(Entries from a visual dataset)
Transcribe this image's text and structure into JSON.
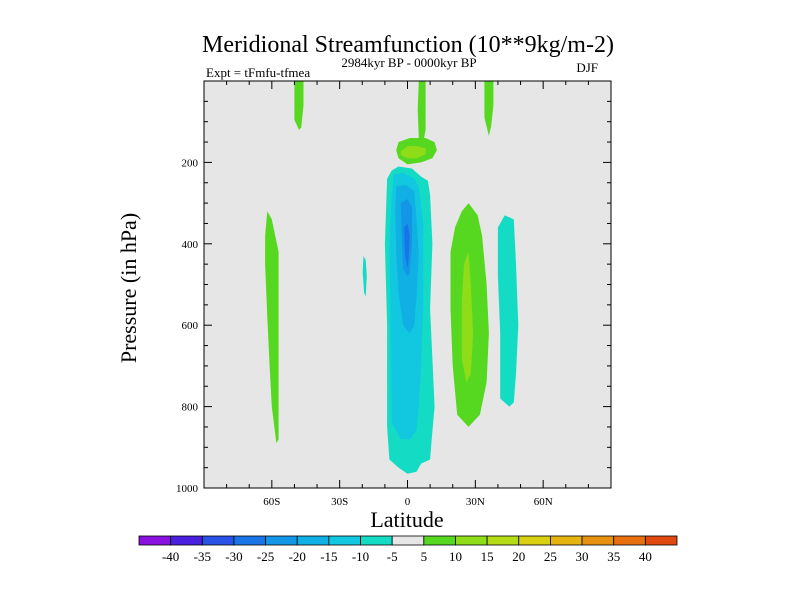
{
  "chart_data": {
    "type": "contour",
    "title": "Meridional Streamfunction (10**9kg/m-2)",
    "left_subtitle": "Expt = tFmfu-tfmea",
    "center_subtitle": "2984kyr BP - 0000kyr BP",
    "right_subtitle": "DJF",
    "xlabel": "Latitude",
    "ylabel": "Pressure (in hPa)",
    "xlim": [
      -90,
      90
    ],
    "ylim": [
      1000,
      0
    ],
    "xticks": [
      {
        "value": -60,
        "label": "60S"
      },
      {
        "value": -30,
        "label": "30S"
      },
      {
        "value": 0,
        "label": "0"
      },
      {
        "value": 30,
        "label": "30N"
      },
      {
        "value": 60,
        "label": "60N"
      }
    ],
    "yticks": [
      200,
      400,
      600,
      800,
      1000
    ],
    "background_color": "#e6e6e6",
    "colorbar": {
      "levels": [
        -40,
        -35,
        -30,
        -25,
        -20,
        -15,
        -10,
        -5,
        5,
        10,
        15,
        20,
        25,
        30,
        35,
        40
      ],
      "colors": [
        "#8a10e0",
        "#4b1fe0",
        "#2a52e6",
        "#1a74e8",
        "#1396e6",
        "#10b0e4",
        "#12c8e0",
        "#14dcc4",
        "#e6e6e6",
        "#56d820",
        "#8fdc18",
        "#b4dc14",
        "#d8d010",
        "#e6b410",
        "#e69210",
        "#e67010",
        "#e04a10"
      ]
    },
    "regions": [
      {
        "name": "sh-upper-positive",
        "value": 7.5,
        "points": [
          [
            -50,
            0
          ],
          [
            -46,
            0
          ],
          [
            -46,
            60
          ],
          [
            -47,
            115
          ],
          [
            -48,
            120
          ],
          [
            -50,
            95
          ]
        ]
      },
      {
        "name": "sh-midlat-positive",
        "value": 7.5,
        "points": [
          [
            -62,
            320
          ],
          [
            -60,
            340
          ],
          [
            -57,
            420
          ],
          [
            -57,
            600
          ],
          [
            -57,
            820
          ],
          [
            -57,
            880
          ],
          [
            -58,
            890
          ],
          [
            -60,
            800
          ],
          [
            -61,
            700
          ],
          [
            -62,
            580
          ],
          [
            -63,
            450
          ],
          [
            -63,
            380
          ]
        ]
      },
      {
        "name": "sh-small-negative",
        "value": -7.5,
        "points": [
          [
            -19.5,
            430
          ],
          [
            -18.5,
            440
          ],
          [
            -18,
            480
          ],
          [
            -18.5,
            530
          ],
          [
            -19.2,
            520
          ],
          [
            -19.8,
            470
          ]
        ]
      },
      {
        "name": "eq-upper-stem",
        "value": 7.5,
        "points": [
          [
            5,
            0
          ],
          [
            8,
            0
          ],
          [
            8,
            120
          ],
          [
            7,
            150
          ],
          [
            5,
            140
          ],
          [
            4.5,
            70
          ]
        ]
      },
      {
        "name": "eq-200hpa-positive",
        "value": 7.5,
        "points": [
          [
            -5,
            170
          ],
          [
            -4,
            150
          ],
          [
            1,
            140
          ],
          [
            8,
            140
          ],
          [
            12,
            150
          ],
          [
            13,
            170
          ],
          [
            11,
            190
          ],
          [
            6,
            200
          ],
          [
            0,
            205
          ],
          [
            -4,
            190
          ]
        ]
      },
      {
        "name": "eq-200hpa-core",
        "value": 12.5,
        "points": [
          [
            -3,
            172
          ],
          [
            0,
            160
          ],
          [
            4,
            160
          ],
          [
            8,
            165
          ],
          [
            8,
            180
          ],
          [
            4,
            190
          ],
          [
            0,
            190
          ],
          [
            -3,
            182
          ]
        ]
      },
      {
        "name": "tropical-negative-outer",
        "value": -7.5,
        "points": [
          [
            -7,
            220
          ],
          [
            -4,
            210
          ],
          [
            2,
            215
          ],
          [
            6,
            235
          ],
          [
            9,
            245
          ],
          [
            10,
            280
          ],
          [
            11,
            400
          ],
          [
            10,
            560
          ],
          [
            12,
            800
          ],
          [
            11,
            860
          ],
          [
            10,
            930
          ],
          [
            6,
            940
          ],
          [
            4,
            960
          ],
          [
            0,
            965
          ],
          [
            -4,
            950
          ],
          [
            -8,
            930
          ],
          [
            -9,
            850
          ],
          [
            -9,
            600
          ],
          [
            -10,
            400
          ],
          [
            -9,
            240
          ]
        ]
      },
      {
        "name": "tropical-negative-10",
        "value": -12.5,
        "points": [
          [
            -6,
            230
          ],
          [
            -2,
            225
          ],
          [
            3,
            240
          ],
          [
            5,
            260
          ],
          [
            7,
            350
          ],
          [
            7,
            470
          ],
          [
            7,
            560
          ],
          [
            6,
            700
          ],
          [
            5,
            800
          ],
          [
            4,
            860
          ],
          [
            1,
            880
          ],
          [
            -3,
            880
          ],
          [
            -7,
            840
          ],
          [
            -7.5,
            600
          ],
          [
            -8,
            400
          ],
          [
            -7,
            280
          ]
        ]
      },
      {
        "name": "tropical-negative-15",
        "value": -17.5,
        "points": [
          [
            -5,
            260
          ],
          [
            -1,
            255
          ],
          [
            3,
            270
          ],
          [
            4,
            340
          ],
          [
            5,
            420
          ],
          [
            4,
            530
          ],
          [
            3,
            600
          ],
          [
            1,
            620
          ],
          [
            -2,
            600
          ],
          [
            -4,
            520
          ],
          [
            -5,
            420
          ],
          [
            -5.5,
            320
          ]
        ]
      },
      {
        "name": "tropical-negative-20",
        "value": -22.5,
        "points": [
          [
            -3,
            300
          ],
          [
            0,
            290
          ],
          [
            2,
            310
          ],
          [
            2,
            400
          ],
          [
            1,
            470
          ],
          [
            0,
            480
          ],
          [
            -2,
            460
          ],
          [
            -2.5,
            380
          ]
        ]
      },
      {
        "name": "tropical-negative-25",
        "value": -27.5,
        "points": [
          [
            -1.5,
            360
          ],
          [
            0,
            350
          ],
          [
            1,
            380
          ],
          [
            0.5,
            440
          ],
          [
            0,
            460
          ],
          [
            -1,
            430
          ]
        ]
      },
      {
        "name": "nh-upper-positive",
        "value": 7.5,
        "points": [
          [
            34,
            0
          ],
          [
            38,
            0
          ],
          [
            38,
            60
          ],
          [
            37,
            110
          ],
          [
            36,
            135
          ],
          [
            34,
            90
          ]
        ]
      },
      {
        "name": "nh-subtropical-positive",
        "value": 7.5,
        "points": [
          [
            19,
            420
          ],
          [
            21,
            360
          ],
          [
            24,
            320
          ],
          [
            27,
            300
          ],
          [
            31,
            330
          ],
          [
            33,
            380
          ],
          [
            35,
            500
          ],
          [
            36,
            620
          ],
          [
            35,
            740
          ],
          [
            32,
            820
          ],
          [
            27,
            850
          ],
          [
            22,
            820
          ],
          [
            20,
            700
          ],
          [
            19,
            560
          ]
        ]
      },
      {
        "name": "nh-subtropical-10",
        "value": 12.5,
        "points": [
          [
            24,
            540
          ],
          [
            25,
            450
          ],
          [
            27,
            420
          ],
          [
            28,
            500
          ],
          [
            29,
            620
          ],
          [
            28,
            720
          ],
          [
            26,
            740
          ],
          [
            24,
            680
          ]
        ]
      },
      {
        "name": "nh-midlat-negative",
        "value": -7.5,
        "points": [
          [
            40,
            360
          ],
          [
            43,
            330
          ],
          [
            47,
            340
          ],
          [
            48,
            450
          ],
          [
            49,
            600
          ],
          [
            48,
            720
          ],
          [
            47,
            790
          ],
          [
            45,
            800
          ],
          [
            41,
            780
          ],
          [
            41,
            620
          ],
          [
            40,
            480
          ]
        ]
      }
    ]
  }
}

- **Problem details**
Output, exactly, all the records above; include no pictures.

- **Written solution**
Transcribe this image's text and structure into JSON.
{
  "chart_data": {
    "type": "contour",
    "title": "Meridional Streamfunction (10**9kg/m-2)",
    "left_subtitle": "Expt = tFmfu-tfmea",
    "center_subtitle": "2984kyr BP - 0000kyr BP",
    "right_subtitle": "DJF",
    "xlabel": "Latitude",
    "ylabel": "Pressure (in hPa)",
    "xlim": [
      -90,
      90
    ],
    "ylim": [
      1000,
      0
    ],
    "xticks": [
      {
        "value": -60,
        "label": "60S"
      },
      {
        "value": -30,
        "label": "30S"
      },
      {
        "value": 0,
        "label": "0"
      },
      {
        "value": 30,
        "label": "30N"
      },
      {
        "value": 60,
        "label": "60N"
      }
    ],
    "yticks": [
      200,
      400,
      600,
      800,
      1000
    ],
    "background_color": "#e6e6e6",
    "colorbar": {
      "levels": [
        -40,
        -35,
        -30,
        -25,
        -20,
        -15,
        -10,
        -5,
        5,
        10,
        15,
        20,
        25,
        30,
        35,
        40
      ],
      "colors": [
        "#8a10e0",
        "#4b1fe0",
        "#2a52e6",
        "#1a74e8",
        "#1396e6",
        "#10b0e4",
        "#12c8e0",
        "#14dcc4",
        "#e6e6e6",
        "#56d820",
        "#8fdc18",
        "#b4dc14",
        "#d8d010",
        "#e6b410",
        "#e69210",
        "#e67010",
        "#e04a10"
      ]
    },
    "regions": [
      {
        "name": "sh-upper-positive",
        "value": 7.5,
        "points": [
          [
            -50,
            0
          ],
          [
            -46,
            0
          ],
          [
            -46,
            60
          ],
          [
            -47,
            115
          ],
          [
            -48,
            120
          ],
          [
            -50,
            95
          ]
        ]
      },
      {
        "name": "sh-midlat-positive",
        "value": 7.5,
        "points": [
          [
            -62,
            320
          ],
          [
            -60,
            340
          ],
          [
            -57,
            420
          ],
          [
            -57,
            600
          ],
          [
            -57,
            820
          ],
          [
            -57,
            880
          ],
          [
            -58,
            890
          ],
          [
            -60,
            800
          ],
          [
            -61,
            700
          ],
          [
            -62,
            580
          ],
          [
            -63,
            450
          ],
          [
            -63,
            380
          ]
        ]
      },
      {
        "name": "sh-small-negative",
        "value": -7.5,
        "points": [
          [
            -19.5,
            430
          ],
          [
            -18.5,
            440
          ],
          [
            -18,
            480
          ],
          [
            -18.5,
            530
          ],
          [
            -19.2,
            520
          ],
          [
            -19.8,
            470
          ]
        ]
      },
      {
        "name": "eq-upper-stem",
        "value": 7.5,
        "points": [
          [
            5,
            0
          ],
          [
            8,
            0
          ],
          [
            8,
            120
          ],
          [
            7,
            150
          ],
          [
            5,
            140
          ],
          [
            4.5,
            70
          ]
        ]
      },
      {
        "name": "eq-200hpa-positive",
        "value": 7.5,
        "points": [
          [
            -5,
            170
          ],
          [
            -4,
            150
          ],
          [
            1,
            140
          ],
          [
            8,
            140
          ],
          [
            12,
            150
          ],
          [
            13,
            170
          ],
          [
            11,
            190
          ],
          [
            6,
            200
          ],
          [
            0,
            205
          ],
          [
            -4,
            190
          ]
        ]
      },
      {
        "name": "eq-200hpa-core",
        "value": 12.5,
        "points": [
          [
            -3,
            172
          ],
          [
            0,
            160
          ],
          [
            4,
            160
          ],
          [
            8,
            165
          ],
          [
            8,
            180
          ],
          [
            4,
            190
          ],
          [
            0,
            190
          ],
          [
            -3,
            182
          ]
        ]
      },
      {
        "name": "tropical-negative-outer",
        "value": -7.5,
        "points": [
          [
            -7,
            220
          ],
          [
            -4,
            210
          ],
          [
            2,
            215
          ],
          [
            6,
            235
          ],
          [
            9,
            245
          ],
          [
            10,
            280
          ],
          [
            11,
            400
          ],
          [
            10,
            560
          ],
          [
            12,
            800
          ],
          [
            11,
            860
          ],
          [
            10,
            930
          ],
          [
            6,
            940
          ],
          [
            4,
            960
          ],
          [
            0,
            965
          ],
          [
            -4,
            950
          ],
          [
            -8,
            930
          ],
          [
            -9,
            850
          ],
          [
            -9,
            600
          ],
          [
            -10,
            400
          ],
          [
            -9,
            240
          ]
        ]
      },
      {
        "name": "tropical-negative-10",
        "value": -12.5,
        "points": [
          [
            -6,
            230
          ],
          [
            -2,
            225
          ],
          [
            3,
            240
          ],
          [
            5,
            260
          ],
          [
            7,
            350
          ],
          [
            7,
            470
          ],
          [
            7,
            560
          ],
          [
            6,
            700
          ],
          [
            5,
            800
          ],
          [
            4,
            860
          ],
          [
            1,
            880
          ],
          [
            -3,
            880
          ],
          [
            -7,
            840
          ],
          [
            -7.5,
            600
          ],
          [
            -8,
            400
          ],
          [
            -7,
            280
          ]
        ]
      },
      {
        "name": "tropical-negative-15",
        "value": -17.5,
        "points": [
          [
            -5,
            260
          ],
          [
            -1,
            255
          ],
          [
            3,
            270
          ],
          [
            4,
            340
          ],
          [
            5,
            420
          ],
          [
            4,
            530
          ],
          [
            3,
            600
          ],
          [
            1,
            620
          ],
          [
            -2,
            600
          ],
          [
            -4,
            520
          ],
          [
            -5,
            420
          ],
          [
            -5.5,
            320
          ]
        ]
      },
      {
        "name": "tropical-negative-20",
        "value": -22.5,
        "points": [
          [
            -3,
            300
          ],
          [
            0,
            290
          ],
          [
            2,
            310
          ],
          [
            2,
            400
          ],
          [
            1,
            470
          ],
          [
            0,
            480
          ],
          [
            -2,
            460
          ],
          [
            -2.5,
            380
          ]
        ]
      },
      {
        "name": "tropical-negative-25",
        "value": -27.5,
        "points": [
          [
            -1.5,
            360
          ],
          [
            0,
            350
          ],
          [
            1,
            380
          ],
          [
            0.5,
            440
          ],
          [
            0,
            460
          ],
          [
            -1,
            430
          ]
        ]
      },
      {
        "name": "nh-upper-positive",
        "value": 7.5,
        "points": [
          [
            34,
            0
          ],
          [
            38,
            0
          ],
          [
            38,
            60
          ],
          [
            37,
            110
          ],
          [
            36,
            135
          ],
          [
            34,
            90
          ]
        ]
      },
      {
        "name": "nh-subtropical-positive",
        "value": 7.5,
        "points": [
          [
            19,
            420
          ],
          [
            21,
            360
          ],
          [
            24,
            320
          ],
          [
            27,
            300
          ],
          [
            31,
            330
          ],
          [
            33,
            380
          ],
          [
            35,
            500
          ],
          [
            36,
            620
          ],
          [
            35,
            740
          ],
          [
            32,
            820
          ],
          [
            27,
            850
          ],
          [
            22,
            820
          ],
          [
            20,
            700
          ],
          [
            19,
            560
          ]
        ]
      },
      {
        "name": "nh-subtropical-10",
        "value": 12.5,
        "points": [
          [
            24,
            540
          ],
          [
            25,
            450
          ],
          [
            27,
            420
          ],
          [
            28,
            500
          ],
          [
            29,
            620
          ],
          [
            28,
            720
          ],
          [
            26,
            740
          ],
          [
            24,
            680
          ]
        ]
      },
      {
        "name": "nh-midlat-negative",
        "value": -7.5,
        "points": [
          [
            40,
            360
          ],
          [
            43,
            330
          ],
          [
            47,
            340
          ],
          [
            48,
            450
          ],
          [
            49,
            600
          ],
          [
            48,
            720
          ],
          [
            47,
            790
          ],
          [
            45,
            800
          ],
          [
            41,
            780
          ],
          [
            41,
            620
          ],
          [
            40,
            480
          ]
        ]
      }
    ]
  }
}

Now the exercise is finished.